Exercise goal: Please retype the records below exactly, leaving out any pictures.
+++++
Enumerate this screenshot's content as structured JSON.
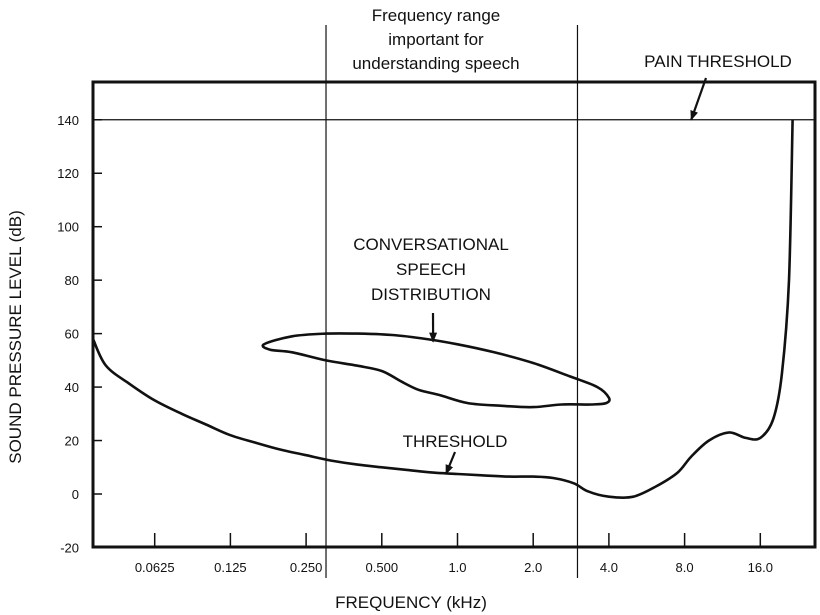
{
  "chart_data": {
    "type": "line",
    "xlabel": "FREQUENCY (kHz)",
    "ylabel": "SOUND PRESSURE LEVEL (dB)",
    "x_scale": "log2",
    "xlim": [
      0.0312,
      22.6
    ],
    "ylim": [
      -20,
      155
    ],
    "x_ticks": [
      {
        "value": 0.0625,
        "label": "0.0625"
      },
      {
        "value": 0.125,
        "label": "0.125"
      },
      {
        "value": 0.25,
        "label": "0.250"
      },
      {
        "value": 0.5,
        "label": "0.500"
      },
      {
        "value": 1.0,
        "label": "1.0"
      },
      {
        "value": 2.0,
        "label": "2.0"
      },
      {
        "value": 4.0,
        "label": "4.0"
      },
      {
        "value": 8.0,
        "label": "8.0"
      },
      {
        "value": 16.0,
        "label": "16.0"
      }
    ],
    "y_ticks": [
      {
        "value": 140,
        "label": "140"
      },
      {
        "value": 120,
        "label": "120"
      },
      {
        "value": 100,
        "label": "100"
      },
      {
        "value": 80,
        "label": "80"
      },
      {
        "value": 60,
        "label": "60"
      },
      {
        "value": 40,
        "label": "40"
      },
      {
        "value": 20,
        "label": "20"
      },
      {
        "value": 0,
        "label": "0"
      },
      {
        "value": -20,
        "label": "-20"
      }
    ],
    "grid": false,
    "pain_threshold_level": 140,
    "speech_range": {
      "x_range": [
        0.3,
        3.0
      ],
      "label_lines": [
        "Frequency range",
        "important for",
        "understanding speech"
      ]
    },
    "series": [
      {
        "name": "THRESHOLD",
        "x": [
          0.031,
          0.04,
          0.05,
          0.0625,
          0.08,
          0.1,
          0.125,
          0.16,
          0.2,
          0.25,
          0.315,
          0.4,
          0.5,
          0.63,
          0.8,
          1.0,
          1.25,
          1.6,
          2.0,
          2.4,
          2.9,
          3.3,
          4.0,
          5.0,
          6.2,
          7.5,
          8.5,
          10.0,
          12.0,
          14.0,
          16.0,
          18.0,
          19.5,
          20.8,
          21.5
        ],
        "y": [
          58,
          48,
          41,
          35,
          30,
          26,
          22,
          19,
          16.5,
          14.5,
          12.5,
          11,
          10,
          9,
          8,
          7.5,
          7,
          6.5,
          6.5,
          6,
          4,
          1,
          -1,
          -1,
          3,
          8,
          14,
          20,
          23,
          21,
          21,
          28,
          45,
          80,
          140
        ]
      },
      {
        "name": "CONVERSATIONAL SPEECH DISTRIBUTION",
        "closed": true,
        "x": [
          0.17,
          0.22,
          0.3,
          0.4,
          0.55,
          0.75,
          1.0,
          1.4,
          2.0,
          2.8,
          3.6,
          4.0,
          3.9,
          3.4,
          2.6,
          2.0,
          1.5,
          1.1,
          0.85,
          0.7,
          0.6,
          0.5,
          0.4,
          0.3,
          0.22,
          0.18,
          0.17
        ],
        "y": [
          56,
          59,
          60,
          60,
          59.5,
          58,
          56,
          53,
          49,
          44,
          40,
          36,
          34,
          33.5,
          33.5,
          32.5,
          33,
          34,
          37,
          39,
          42,
          46,
          48,
          50,
          53,
          54,
          56
        ]
      }
    ],
    "annotations": [
      {
        "id": "pain",
        "lines": [
          "PAIN THRESHOLD"
        ],
        "arrow_to": {
          "x": 8.5,
          "y": 140
        }
      },
      {
        "id": "speech",
        "lines": [
          "CONVERSATIONAL",
          "SPEECH",
          "DISTRIBUTION"
        ],
        "arrow_to": {
          "x": 0.8,
          "y": 57
        }
      },
      {
        "id": "threshold",
        "lines": [
          "THRESHOLD"
        ],
        "arrow_to": {
          "x": 0.9,
          "y": 7.5
        }
      }
    ]
  }
}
+++++
Exercise response:
Enumerate this screenshot's content as structured JSON.
{
  "chart_data": {
    "type": "line",
    "xlabel": "FREQUENCY (kHz)",
    "ylabel": "SOUND PRESSURE LEVEL (dB)",
    "x_scale": "log2",
    "xlim": [
      0.0312,
      22.6
    ],
    "ylim": [
      -20,
      155
    ],
    "x_ticks": [
      {
        "value": 0.0625,
        "label": "0.0625"
      },
      {
        "value": 0.125,
        "label": "0.125"
      },
      {
        "value": 0.25,
        "label": "0.250"
      },
      {
        "value": 0.5,
        "label": "0.500"
      },
      {
        "value": 1.0,
        "label": "1.0"
      },
      {
        "value": 2.0,
        "label": "2.0"
      },
      {
        "value": 4.0,
        "label": "4.0"
      },
      {
        "value": 8.0,
        "label": "8.0"
      },
      {
        "value": 16.0,
        "label": "16.0"
      }
    ],
    "y_ticks": [
      {
        "value": 140,
        "label": "140"
      },
      {
        "value": 120,
        "label": "120"
      },
      {
        "value": 100,
        "label": "100"
      },
      {
        "value": 80,
        "label": "80"
      },
      {
        "value": 60,
        "label": "60"
      },
      {
        "value": 40,
        "label": "40"
      },
      {
        "value": 20,
        "label": "20"
      },
      {
        "value": 0,
        "label": "0"
      },
      {
        "value": -20,
        "label": "-20"
      }
    ],
    "grid": false,
    "pain_threshold_level": 140,
    "speech_range": {
      "x_range": [
        0.3,
        3.0
      ],
      "label_lines": [
        "Frequency range",
        "important for",
        "understanding speech"
      ]
    },
    "series": [
      {
        "name": "THRESHOLD",
        "x": [
          0.031,
          0.04,
          0.05,
          0.0625,
          0.08,
          0.1,
          0.125,
          0.16,
          0.2,
          0.25,
          0.315,
          0.4,
          0.5,
          0.63,
          0.8,
          1.0,
          1.25,
          1.6,
          2.0,
          2.4,
          2.9,
          3.3,
          4.0,
          5.0,
          6.2,
          7.5,
          8.5,
          10.0,
          12.0,
          14.0,
          16.0,
          18.0,
          19.5,
          20.8,
          21.5
        ],
        "y": [
          58,
          48,
          41,
          35,
          30,
          26,
          22,
          19,
          16.5,
          14.5,
          12.5,
          11,
          10,
          9,
          8,
          7.5,
          7,
          6.5,
          6.5,
          6,
          4,
          1,
          -1,
          -1,
          3,
          8,
          14,
          20,
          23,
          21,
          21,
          28,
          45,
          80,
          140
        ]
      },
      {
        "name": "CONVERSATIONAL SPEECH DISTRIBUTION",
        "closed": true,
        "x": [
          0.17,
          0.22,
          0.3,
          0.4,
          0.55,
          0.75,
          1.0,
          1.4,
          2.0,
          2.8,
          3.6,
          4.0,
          3.9,
          3.4,
          2.6,
          2.0,
          1.5,
          1.1,
          0.85,
          0.7,
          0.6,
          0.5,
          0.4,
          0.3,
          0.22,
          0.18,
          0.17
        ],
        "y": [
          56,
          59,
          60,
          60,
          59.5,
          58,
          56,
          53,
          49,
          44,
          40,
          36,
          34,
          33.5,
          33.5,
          32.5,
          33,
          34,
          37,
          39,
          42,
          46,
          48,
          50,
          53,
          54,
          56
        ]
      }
    ],
    "annotations": [
      {
        "id": "pain",
        "lines": [
          "PAIN THRESHOLD"
        ],
        "arrow_to": {
          "x": 8.5,
          "y": 140
        }
      },
      {
        "id": "speech",
        "lines": [
          "CONVERSATIONAL",
          "SPEECH",
          "DISTRIBUTION"
        ],
        "arrow_to": {
          "x": 0.8,
          "y": 57
        }
      },
      {
        "id": "threshold",
        "lines": [
          "THRESHOLD"
        ],
        "arrow_to": {
          "x": 0.9,
          "y": 7.5
        }
      }
    ]
  }
}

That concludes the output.